Aim of the task → Quote the records below in full, exactly as given, with the images taken out.

Given information →
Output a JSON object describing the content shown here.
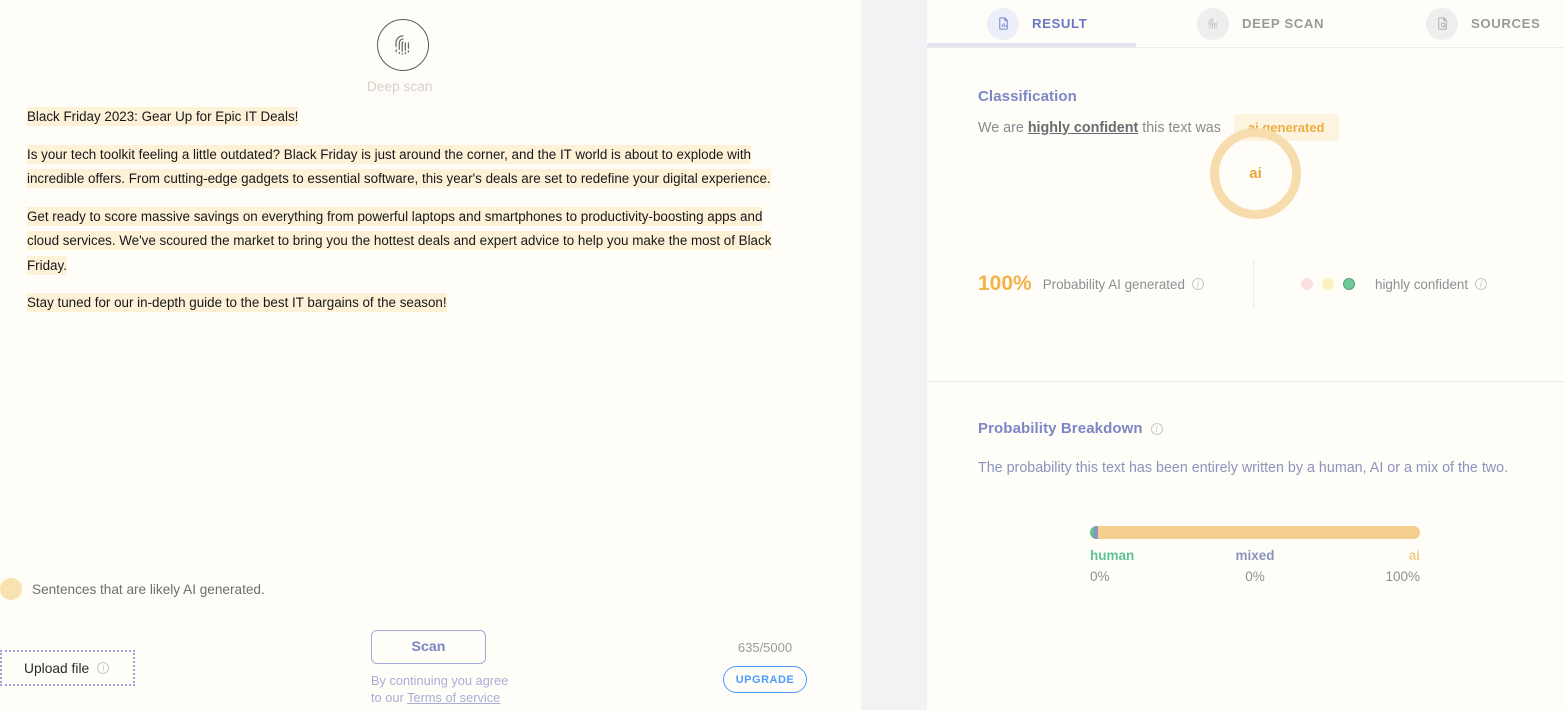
{
  "left": {
    "deep_scan": {
      "label": "Deep scan",
      "icon": "fingerprint-icon"
    },
    "document": {
      "paragraphs": [
        "Black Friday 2023: Gear Up for Epic IT Deals!",
        "Is your tech toolkit feeling a little outdated? Black Friday is just around the corner, and the IT world is about to explode with incredible offers. From cutting-edge gadgets to essential software, this year's deals are set to redefine your digital experience.",
        "Get ready to score massive savings on everything from powerful laptops and smartphones to productivity-boosting apps and cloud services. We've scoured the market to bring you the hottest deals and expert advice to help you make the most of Black Friday.",
        "Stay tuned for our in-depth guide to the best IT bargains of the season!"
      ]
    },
    "legend": {
      "label": "Sentences that are likely AI generated.",
      "dot_color": "#f8e2b0"
    },
    "upload": {
      "label": "Upload file",
      "info_icon": "info-icon"
    },
    "scan": {
      "button_label": "Scan",
      "terms_prefix": "By continuing you agree",
      "terms_middle": "to our ",
      "terms_link": "Terms of service"
    },
    "quota": {
      "count": "635/5000",
      "upgrade_label": "UPGRADE",
      "upgrade_color": "#4d9bfb"
    }
  },
  "right": {
    "tabs": [
      {
        "label": "RESULT",
        "icon": "document-chart-icon",
        "active": true
      },
      {
        "label": "DEEP SCAN",
        "icon": "fingerprint-icon",
        "active": false
      },
      {
        "label": "SOURCES",
        "icon": "document-search-icon",
        "active": false
      }
    ],
    "classification": {
      "heading": "Classification",
      "sentence_prefix": "We are",
      "confidence_phrase": "highly confident",
      "sentence_suffix": "this text was",
      "badge": "ai generated",
      "badge_color": "#efae45",
      "ring_label": "ai",
      "ring_color": "#f7ddae",
      "probability_value": "100%",
      "probability_label": "Probability AI generated",
      "confidence_label": "highly confident",
      "confidence_dots": [
        {
          "name": "low",
          "color": "#fbdfe1",
          "active": false
        },
        {
          "name": "medium",
          "color": "#f9f3c4",
          "active": false
        },
        {
          "name": "high",
          "color": "#6fc89a",
          "active": true
        }
      ]
    },
    "breakdown": {
      "heading": "Probability Breakdown",
      "description": "The probability this text has been entirely written by a human, AI or a mix of the two."
    }
  },
  "chart_data": {
    "type": "bar",
    "title": "Probability Breakdown",
    "subtitle": "The probability this text has been entirely written by a human, AI or a mix of the two.",
    "orientation": "horizontal-stacked",
    "categories": [
      "human",
      "mixed",
      "ai"
    ],
    "values": [
      0,
      0,
      100
    ],
    "value_labels": [
      "0%",
      "0%",
      "100%"
    ],
    "colors": [
      "#5ec291",
      "#8d93c0",
      "#f4ce8f"
    ],
    "ylim": [
      0,
      100
    ],
    "legend": "inline-below",
    "grid": false
  }
}
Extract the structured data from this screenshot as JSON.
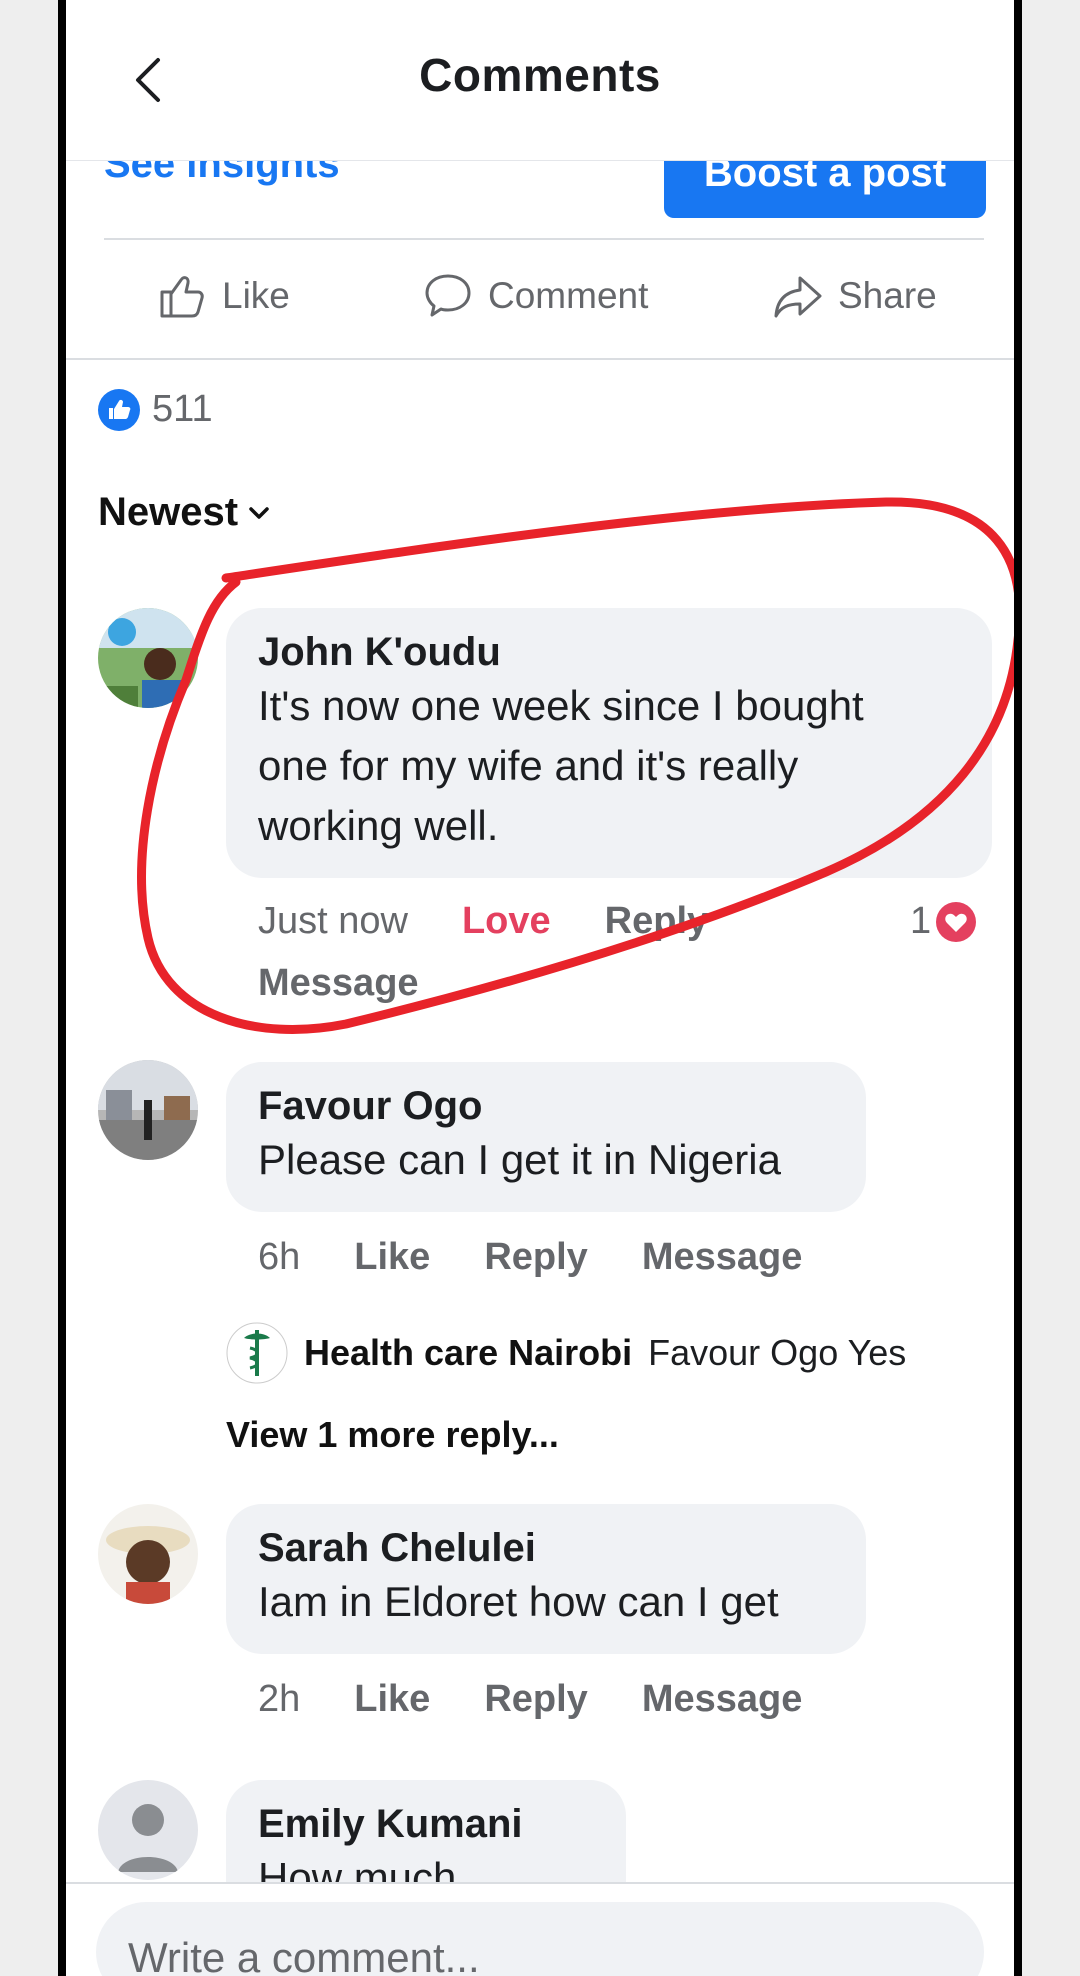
{
  "header": {
    "title": "Comments",
    "back_icon": "chevron-left-icon"
  },
  "post_bar": {
    "insights_label": "See insights",
    "boost_label": "Boost a post"
  },
  "actions": {
    "like": "Like",
    "comment": "Comment",
    "share": "Share"
  },
  "reactions": {
    "count": "511"
  },
  "sort": {
    "label": "Newest"
  },
  "comments": [
    {
      "name": "John K'oudu",
      "text_lines": [
        "It's now one week since I bought",
        "one for my wife and it's really",
        "working well."
      ],
      "time": "Just now",
      "reaction_label": "Love",
      "reply_label": "Reply",
      "message_label": "Message",
      "reaction_count": "1"
    },
    {
      "name": "Favour Ogo",
      "text_lines": [
        "Please can I get it in Nigeria"
      ],
      "time": "6h",
      "like_label": "Like",
      "reply_label": "Reply",
      "message_label": "Message"
    },
    {
      "name": "Sarah Chelulei",
      "text_lines": [
        "Iam in Eldoret how can I get"
      ],
      "time": "2h",
      "like_label": "Like",
      "reply_label": "Reply",
      "message_label": "Message"
    },
    {
      "name": "Emily Kumani",
      "text_lines": [
        "How much"
      ]
    }
  ],
  "reply": {
    "name": "Health care Nairobi",
    "text": "Favour Ogo Yes"
  },
  "view_more": "View 1 more reply...",
  "composer": {
    "placeholder": "Write a comment..."
  },
  "colors": {
    "accent": "#1877f2",
    "love": "#e4405f",
    "annotation": "#e8232a"
  }
}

Response to the exercise →
Output a JSON object describing the content shown here.
{
  "left": {
    "deep_scan": {
      "label": "Deep scan",
      "icon": "fingerprint-icon"
    },
    "document": {
      "paragraphs": [
        "Black Friday 2023: Gear Up for Epic IT Deals!",
        "Is your tech toolkit feeling a little outdated? Black Friday is just around the corner, and the IT world is about to explode with incredible offers. From cutting-edge gadgets to essential software, this year's deals are set to redefine your digital experience.",
        "Get ready to score massive savings on everything from powerful laptops and smartphones to productivity-boosting apps and cloud services. We've scoured the market to bring you the hottest deals and expert advice to help you make the most of Black Friday.",
        "Stay tuned for our in-depth guide to the best IT bargains of the season!"
      ]
    },
    "legend": {
      "label": "Sentences that are likely AI generated.",
      "dot_color": "#f8e2b0"
    },
    "upload": {
      "label": "Upload file",
      "info_icon": "info-icon"
    },
    "scan": {
      "button_label": "Scan",
      "terms_prefix": "By continuing you agree",
      "terms_middle": "to our ",
      "terms_link": "Terms of service"
    },
    "quota": {
      "count": "635/5000",
      "upgrade_label": "UPGRADE",
      "upgrade_color": "#4d9bfb"
    }
  },
  "right": {
    "tabs": [
      {
        "label": "RESULT",
        "icon": "document-chart-icon",
        "active": true
      },
      {
        "label": "DEEP SCAN",
        "icon": "fingerprint-icon",
        "active": false
      },
      {
        "label": "SOURCES",
        "icon": "document-search-icon",
        "active": false
      }
    ],
    "classification": {
      "heading": "Classification",
      "sentence_prefix": "We are",
      "confidence_phrase": "highly confident",
      "sentence_suffix": "this text was",
      "badge": "ai generated",
      "badge_color": "#efae45",
      "ring_label": "ai",
      "ring_color": "#f7ddae",
      "probability_value": "100%",
      "probability_label": "Probability AI generated",
      "confidence_label": "highly confident",
      "confidence_dots": [
        {
          "name": "low",
          "color": "#fbdfe1",
          "active": false
        },
        {
          "name": "medium",
          "color": "#f9f3c4",
          "active": false
        },
        {
          "name": "high",
          "color": "#6fc89a",
          "active": true
        }
      ]
    },
    "breakdown": {
      "heading": "Probability Breakdown",
      "description": "The probability this text has been entirely written by a human, AI or a mix of the two."
    }
  },
  "chart_data": {
    "type": "bar",
    "title": "Probability Breakdown",
    "subtitle": "The probability this text has been entirely written by a human, AI or a mix of the two.",
    "orientation": "horizontal-stacked",
    "categories": [
      "human",
      "mixed",
      "ai"
    ],
    "values": [
      0,
      0,
      100
    ],
    "value_labels": [
      "0%",
      "0%",
      "100%"
    ],
    "colors": [
      "#5ec291",
      "#8d93c0",
      "#f4ce8f"
    ],
    "ylim": [
      0,
      100
    ],
    "legend": "inline-below",
    "grid": false
  }
}
Extract the structured data from this screenshot as JSON.
{
  "header": {
    "title": "Comments",
    "back_icon": "chevron-left-icon"
  },
  "post_bar": {
    "insights_label": "See insights",
    "boost_label": "Boost a post"
  },
  "actions": {
    "like": "Like",
    "comment": "Comment",
    "share": "Share"
  },
  "reactions": {
    "count": "511"
  },
  "sort": {
    "label": "Newest"
  },
  "comments": [
    {
      "name": "John K'oudu",
      "text_lines": [
        "It's now one week since I bought",
        "one for my wife and it's really",
        "working well."
      ],
      "time": "Just now",
      "reaction_label": "Love",
      "reply_label": "Reply",
      "message_label": "Message",
      "reaction_count": "1"
    },
    {
      "name": "Favour Ogo",
      "text_lines": [
        "Please can I get it in Nigeria"
      ],
      "time": "6h",
      "like_label": "Like",
      "reply_label": "Reply",
      "message_label": "Message"
    },
    {
      "name": "Sarah Chelulei",
      "text_lines": [
        "Iam in Eldoret how can I get"
      ],
      "time": "2h",
      "like_label": "Like",
      "reply_label": "Reply",
      "message_label": "Message"
    },
    {
      "name": "Emily Kumani",
      "text_lines": [
        "How much"
      ]
    }
  ],
  "reply": {
    "name": "Health care Nairobi",
    "text": "Favour Ogo Yes"
  },
  "view_more": "View 1 more reply...",
  "composer": {
    "placeholder": "Write a comment..."
  },
  "colors": {
    "accent": "#1877f2",
    "love": "#e4405f",
    "annotation": "#e8232a"
  }
}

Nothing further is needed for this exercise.